**Prompt:** Pick every line with "group" from the material below.

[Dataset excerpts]
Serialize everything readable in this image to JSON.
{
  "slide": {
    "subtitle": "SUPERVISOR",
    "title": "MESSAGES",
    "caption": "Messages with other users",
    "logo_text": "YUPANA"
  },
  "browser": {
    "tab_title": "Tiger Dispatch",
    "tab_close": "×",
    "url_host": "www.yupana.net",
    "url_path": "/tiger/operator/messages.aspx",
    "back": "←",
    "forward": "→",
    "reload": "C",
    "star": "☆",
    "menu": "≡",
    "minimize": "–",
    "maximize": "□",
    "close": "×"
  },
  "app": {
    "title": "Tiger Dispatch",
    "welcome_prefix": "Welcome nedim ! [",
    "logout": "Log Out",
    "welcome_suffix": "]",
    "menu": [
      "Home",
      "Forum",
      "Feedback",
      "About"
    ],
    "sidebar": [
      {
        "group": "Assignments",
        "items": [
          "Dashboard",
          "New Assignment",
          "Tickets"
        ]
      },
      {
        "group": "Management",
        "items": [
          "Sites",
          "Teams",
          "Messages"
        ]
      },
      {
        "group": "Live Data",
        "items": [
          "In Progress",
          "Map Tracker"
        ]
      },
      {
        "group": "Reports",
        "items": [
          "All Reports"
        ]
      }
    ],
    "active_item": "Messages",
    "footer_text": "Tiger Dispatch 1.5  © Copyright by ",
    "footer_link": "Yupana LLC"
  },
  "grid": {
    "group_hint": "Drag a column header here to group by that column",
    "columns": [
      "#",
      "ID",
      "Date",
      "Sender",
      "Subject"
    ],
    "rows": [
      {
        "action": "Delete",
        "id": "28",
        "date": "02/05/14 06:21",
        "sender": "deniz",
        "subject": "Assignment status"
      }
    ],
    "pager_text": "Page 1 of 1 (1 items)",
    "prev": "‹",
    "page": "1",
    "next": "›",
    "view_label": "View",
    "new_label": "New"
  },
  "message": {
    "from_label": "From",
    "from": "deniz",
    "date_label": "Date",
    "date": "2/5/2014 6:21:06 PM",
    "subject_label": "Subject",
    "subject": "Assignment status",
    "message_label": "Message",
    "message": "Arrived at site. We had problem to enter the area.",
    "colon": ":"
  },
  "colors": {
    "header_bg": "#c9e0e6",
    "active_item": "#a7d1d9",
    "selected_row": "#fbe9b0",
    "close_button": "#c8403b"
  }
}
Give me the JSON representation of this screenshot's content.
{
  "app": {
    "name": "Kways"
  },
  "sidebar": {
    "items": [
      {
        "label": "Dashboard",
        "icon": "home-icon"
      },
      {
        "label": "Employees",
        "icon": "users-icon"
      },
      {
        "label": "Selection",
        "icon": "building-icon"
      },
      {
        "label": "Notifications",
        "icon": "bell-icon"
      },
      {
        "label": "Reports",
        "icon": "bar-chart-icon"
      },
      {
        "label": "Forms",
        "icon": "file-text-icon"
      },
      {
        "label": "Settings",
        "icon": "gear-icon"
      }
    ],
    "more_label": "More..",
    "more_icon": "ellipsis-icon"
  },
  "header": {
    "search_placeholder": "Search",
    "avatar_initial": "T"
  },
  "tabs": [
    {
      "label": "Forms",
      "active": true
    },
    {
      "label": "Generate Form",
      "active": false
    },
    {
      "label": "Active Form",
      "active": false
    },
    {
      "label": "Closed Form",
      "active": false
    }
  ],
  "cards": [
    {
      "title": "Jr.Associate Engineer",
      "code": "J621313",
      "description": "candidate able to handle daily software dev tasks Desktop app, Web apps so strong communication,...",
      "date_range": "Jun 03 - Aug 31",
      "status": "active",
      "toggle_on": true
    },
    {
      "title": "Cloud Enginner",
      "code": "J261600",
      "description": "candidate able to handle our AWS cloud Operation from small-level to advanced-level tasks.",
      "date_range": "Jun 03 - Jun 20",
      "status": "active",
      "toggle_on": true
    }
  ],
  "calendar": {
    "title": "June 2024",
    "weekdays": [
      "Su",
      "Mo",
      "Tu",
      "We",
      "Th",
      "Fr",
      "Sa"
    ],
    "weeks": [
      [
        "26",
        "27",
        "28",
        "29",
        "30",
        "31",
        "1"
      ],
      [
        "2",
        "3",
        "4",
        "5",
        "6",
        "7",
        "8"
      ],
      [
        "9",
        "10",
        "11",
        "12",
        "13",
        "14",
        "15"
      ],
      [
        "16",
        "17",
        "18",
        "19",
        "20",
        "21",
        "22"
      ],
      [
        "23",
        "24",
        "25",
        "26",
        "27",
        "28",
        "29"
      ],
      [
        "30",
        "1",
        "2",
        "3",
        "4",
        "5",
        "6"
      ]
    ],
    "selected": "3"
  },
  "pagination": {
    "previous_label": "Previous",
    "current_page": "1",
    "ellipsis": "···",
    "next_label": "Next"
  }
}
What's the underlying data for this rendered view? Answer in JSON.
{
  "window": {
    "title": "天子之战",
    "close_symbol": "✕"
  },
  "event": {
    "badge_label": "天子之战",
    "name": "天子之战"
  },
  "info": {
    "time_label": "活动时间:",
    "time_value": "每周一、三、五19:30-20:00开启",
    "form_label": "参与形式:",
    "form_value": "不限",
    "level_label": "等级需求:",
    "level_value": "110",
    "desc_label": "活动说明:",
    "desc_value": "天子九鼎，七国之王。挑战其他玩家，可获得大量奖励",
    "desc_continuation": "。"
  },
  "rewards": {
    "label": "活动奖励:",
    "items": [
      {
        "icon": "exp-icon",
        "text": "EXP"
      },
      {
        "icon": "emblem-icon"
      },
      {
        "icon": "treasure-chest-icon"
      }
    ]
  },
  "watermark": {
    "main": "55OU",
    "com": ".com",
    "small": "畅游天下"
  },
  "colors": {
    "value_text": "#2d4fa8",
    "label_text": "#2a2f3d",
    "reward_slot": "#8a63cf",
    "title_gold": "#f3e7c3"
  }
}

**Answer to this task:**
        "group": "Assignments",
        "group": "Management",
        "group": "Live Data",
        "group": "Reports",
    "group_hint": "Drag a column header here to group by that column",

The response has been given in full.